Take all the material and copy it exactly.

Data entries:
* Start *

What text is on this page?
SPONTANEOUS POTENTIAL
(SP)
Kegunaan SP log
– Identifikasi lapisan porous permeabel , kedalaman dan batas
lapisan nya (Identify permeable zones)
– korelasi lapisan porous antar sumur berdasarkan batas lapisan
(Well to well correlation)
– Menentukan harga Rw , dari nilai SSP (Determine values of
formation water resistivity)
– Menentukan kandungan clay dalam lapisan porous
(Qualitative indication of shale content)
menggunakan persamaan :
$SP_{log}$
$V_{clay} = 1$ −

* End *

Exercise answer:
What text is on this page?
SPONTANEOUS POTENTIAL
(SP)
Kegunaan SP log
– Identifikasi lapisan porous permeabel , kedalaman dan batas
lapisan nya (Identify permeable zones)
– korelasi lapisan porous antar sumur berdasarkan batas lapisan
(Well to well correlation)
– Menentukan harga Rw , dari nilai SSP (Determine values of
formation water resistivity)
– Menentukan kandungan clay dalam lapisan porous
(Qualitative indication of shale content)
menggunakan persamaan :
$SP_{log}$
$V_{clay} = 1$ −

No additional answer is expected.